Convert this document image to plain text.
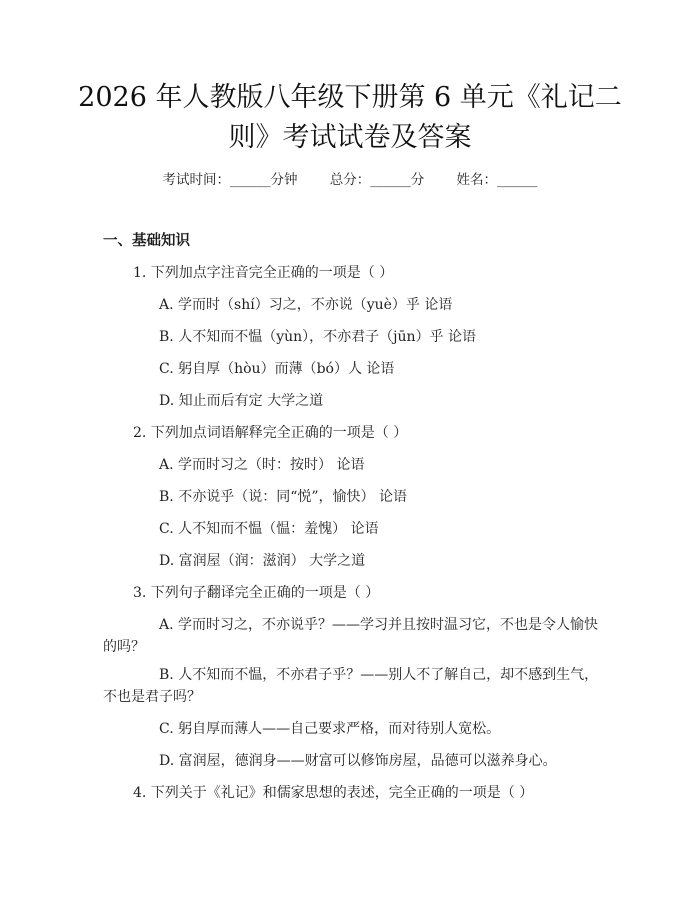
2026 年人教版八年级下册第 6 单元《礼记二
则》考试试卷及答案
考试时间：______分钟 总分：______分 姓名：______
一、基础知识
1. 下列加点字注音完全正确的一项是（ ）
A. 学而时（shí）习之，不亦说（yuè）乎 论语
B. 人不知而不愠（yùn），不亦君子（jūn）乎 论语
C. 躬自厚（hòu）而薄（bó）人 论语
D. 知止而后有定 大学之道
2. 下列加点词语解释完全正确的一项是（ ）
A. 学而时习之（时：按时） 论语
B. 不亦说乎（说：同“悦”，愉快） 论语
C. 人不知而不愠（愠：羞愧） 论语
D. 富润屋（润：滋润） 大学之道
3. 下列句子翻译完全正确的一项是（ ）
A. 学而时习之，不亦说乎？——学习并且按时温习它，不也是令人愉快
的吗？
B. 人不知而不愠，不亦君子乎？——别人不了解自己，却不感到生气，
不也是君子吗？
C. 躬自厚而薄人——自己要求严格，而对待别人宽松。
D. 富润屋，德润身——财富可以修饰房屋，品德可以滋养身心。
4. 下列关于《礼记》和儒家思想的表述，完全正确的一项是（ ）
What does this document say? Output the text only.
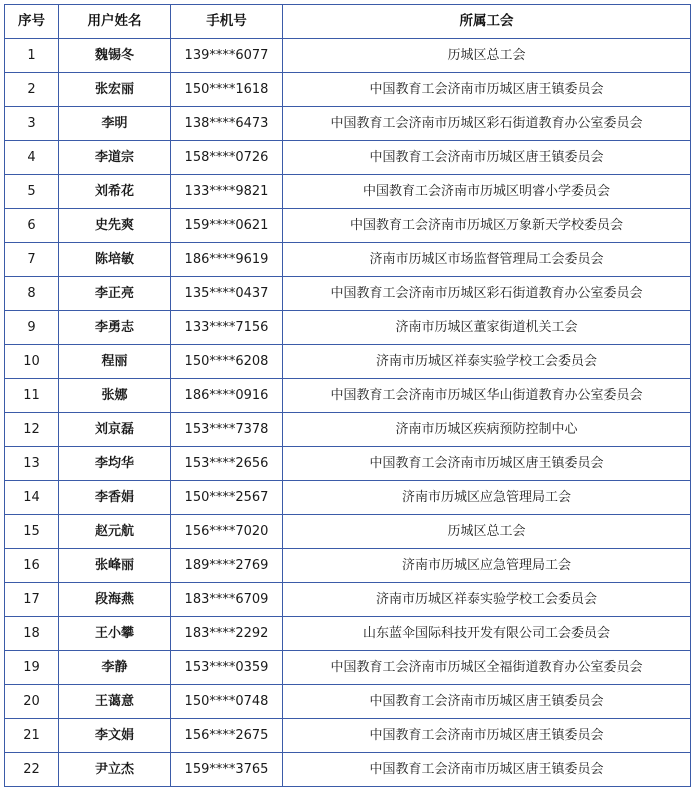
序号	用户姓名	手机号	所属工会
1	魏锡冬	139****6077	历城区总工会
2	张宏丽	150****1618	中国教育工会济南市历城区唐王镇委员会
3	李明	138****6473	中国教育工会济南市历城区彩石街道教育办公室委员会
4	李道宗	158****0726	中国教育工会济南市历城区唐王镇委员会
5	刘希花	133****9821	中国教育工会济南市历城区明睿小学委员会
6	史先爽	159****0621	中国教育工会济南市历城区万象新天学校委员会
7	陈培敏	186****9619	济南市历城区市场监督管理局工会委员会
8	李正亮	135****0437	中国教育工会济南市历城区彩石街道教育办公室委员会
9	李勇志	133****7156	济南市历城区董家街道机关工会
10	程丽	150****6208	济南市历城区祥泰实验学校工会委员会
11	张娜	186****0916	中国教育工会济南市历城区华山街道教育办公室委员会
12	刘京磊	153****7378	济南市历城区疾病预防控制中心
13	李均华	153****2656	中国教育工会济南市历城区唐王镇委员会
14	李香娟	150****2567	济南市历城区应急管理局工会
15	赵元航	156****7020	历城区总工会
16	张峰丽	189****2769	济南市历城区应急管理局工会
17	段海燕	183****6709	济南市历城区祥泰实验学校工会委员会
18	王小攀	183****2292	山东蓝伞国际科技开发有限公司工会委员会
19	李静	153****0359	中国教育工会济南市历城区全福街道教育办公室委员会
20	王蔼意	150****0748	中国教育工会济南市历城区唐王镇委员会
21	李文娟	156****2675	中国教育工会济南市历城区唐王镇委员会
22	尹立杰	159****3765	中国教育工会济南市历城区唐王镇委员会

DIRECTIONS →
Look through the records and gather every line containing "不亦说乎".

FINISHED ANSWER →
B. 不亦说乎（说：同“悦”，愉快） 论语
A. 学而时习之，不亦说乎？——学习并且按时温习它，不也是令人愉快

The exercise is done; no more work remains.